══ Material supplied ══
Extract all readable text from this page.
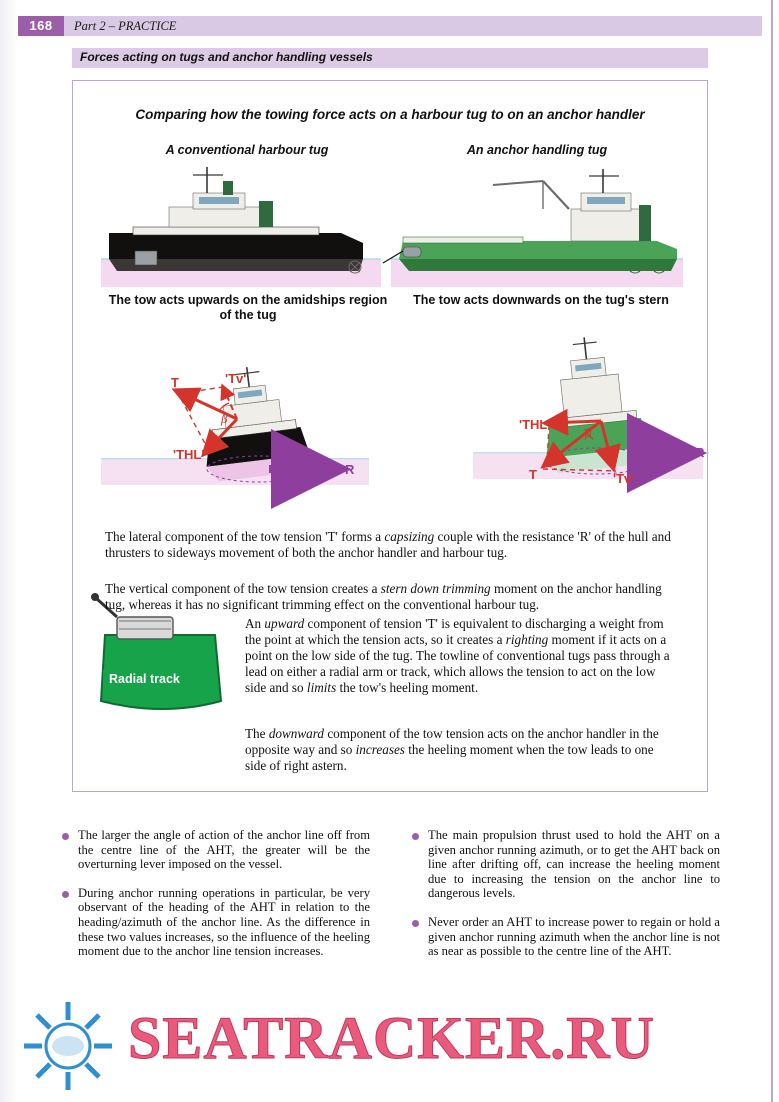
168	Part 2 – PRACTICE
Forces acting on tugs and anchor handling vessels
Comparing how the towing force acts on a harbour tug to on an anchor handler
A conventional harbour tug	An anchor handling tug
T	'Tv'
'THL'
β
R
'THL'
T	'Tv'
β
R
Radial track
The tow acts upwards on the amidships region of the tug
The tow acts downwards on the tug's stern
The lateral component of the tow tension 'T' forms a capsizing couple with the resistance 'R' of the hull and thrusters to sideways movement of both the anchor handler and harbour tug.
The vertical component of the tow tension creates a stern down trimming moment on the anchor handling tug, whereas it has no significant trimming effect on the conventional harbour tug.
An upward component of tension 'T' is equivalent to discharging a weight from the point at which the tension acts, so it creates a righting moment if it acts on a point on the low side of the tug. The towline of conventional tugs pass through a lead on either a radial arm or track, which allows the tension to act on the low side and so limits the tow's heeling moment.
The downward component of the tow tension acts on the anchor handler in the opposite way and so increases the heeling moment when the tow leads to one side of right astern.
The larger the angle of action of the anchor line off from the centre line of the AHT, the greater will be the overturning lever imposed on the vessel.
During anchor running operations in particular, be very observant of the heading of the AHT in relation to the heading/azimuth of the anchor line. As the difference in these two values increases, so the influence of the heeling moment due to the anchor line tension increases.
The main propulsion thrust used to hold the AHT on a given anchor running azimuth, or to get the AHT back on line after drifting off, can increase the heeling moment due to increasing the tension on the anchor line to dangerous levels.
Never order an AHT to increase power to regain or hold a given anchor running azimuth when the anchor line is not as near as possible to the centre line of the AHT.
SEATRACKER.RU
═══
• [Stated exercise]: Strip out the images, then output the records above word for word.

• [Solution to the exercise]:
Extract all readable text from this page.
168	Part 2 – PRACTICE
Forces acting on tugs and anchor handling vessels
Comparing how the towing force acts on a harbour tug to on an anchor handler
A conventional harbour tug	An anchor handling tug
T	'Tv'
'THL'
β
R
'THL'
T	'Tv'
β
R
Radial track
The tow acts upwards on the amidships region of the tug
The tow acts downwards on the tug's stern
The lateral component of the tow tension 'T' forms a capsizing couple with the resistance 'R' of the hull and thrusters to sideways movement of both the anchor handler and harbour tug.
The vertical component of the tow tension creates a stern down trimming moment on the anchor handling tug, whereas it has no significant trimming effect on the conventional harbour tug.
An upward component of tension 'T' is equivalent to discharging a weight from the point at which the tension acts, so it creates a righting moment if it acts on a point on the low side of the tug. The towline of conventional tugs pass through a lead on either a radial arm or track, which allows the tension to act on the low side and so limits the tow's heeling moment.
The downward component of the tow tension acts on the anchor handler in the opposite way and so increases the heeling moment when the tow leads to one side of right astern.
The larger the angle of action of the anchor line off from the centre line of the AHT, the greater will be the overturning lever imposed on the vessel.
During anchor running operations in particular, be very observant of the heading of the AHT in relation to the heading/azimuth of the anchor line. As the difference in these two values increases, so the influence of the heeling moment due to the anchor line tension increases.
The main propulsion thrust used to hold the AHT on a given anchor running azimuth, or to get the AHT back on line after drifting off, can increase the heeling moment due to increasing the tension on the anchor line to dangerous levels.
Never order an AHT to increase power to regain or hold a given anchor running azimuth when the anchor line is not as near as possible to the centre line of the AHT.
SEATRACKER.RU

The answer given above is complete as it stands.